Direction. For each line of the data below that holds "Sort", copy the line.

>> start Entries provided

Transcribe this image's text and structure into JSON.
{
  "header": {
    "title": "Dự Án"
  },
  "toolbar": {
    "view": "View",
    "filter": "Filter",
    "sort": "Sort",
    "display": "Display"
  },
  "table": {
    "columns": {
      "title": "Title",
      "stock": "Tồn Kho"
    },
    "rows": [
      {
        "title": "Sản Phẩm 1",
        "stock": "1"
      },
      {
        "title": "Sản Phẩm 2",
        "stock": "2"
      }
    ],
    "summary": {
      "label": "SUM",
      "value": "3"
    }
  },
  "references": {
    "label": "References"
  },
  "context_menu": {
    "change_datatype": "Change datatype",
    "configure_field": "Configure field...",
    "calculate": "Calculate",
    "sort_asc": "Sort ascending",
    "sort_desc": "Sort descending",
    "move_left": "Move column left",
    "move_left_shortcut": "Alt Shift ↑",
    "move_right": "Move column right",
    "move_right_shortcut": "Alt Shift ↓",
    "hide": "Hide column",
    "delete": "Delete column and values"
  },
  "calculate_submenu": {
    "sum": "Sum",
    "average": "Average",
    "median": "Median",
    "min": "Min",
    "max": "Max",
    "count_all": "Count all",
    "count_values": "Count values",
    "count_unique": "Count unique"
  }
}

>> end Entries provided

Completed exercise.
    "sort": "Sort",
    "sort_asc": "Sort ascending",
    "sort_desc": "Sort descending",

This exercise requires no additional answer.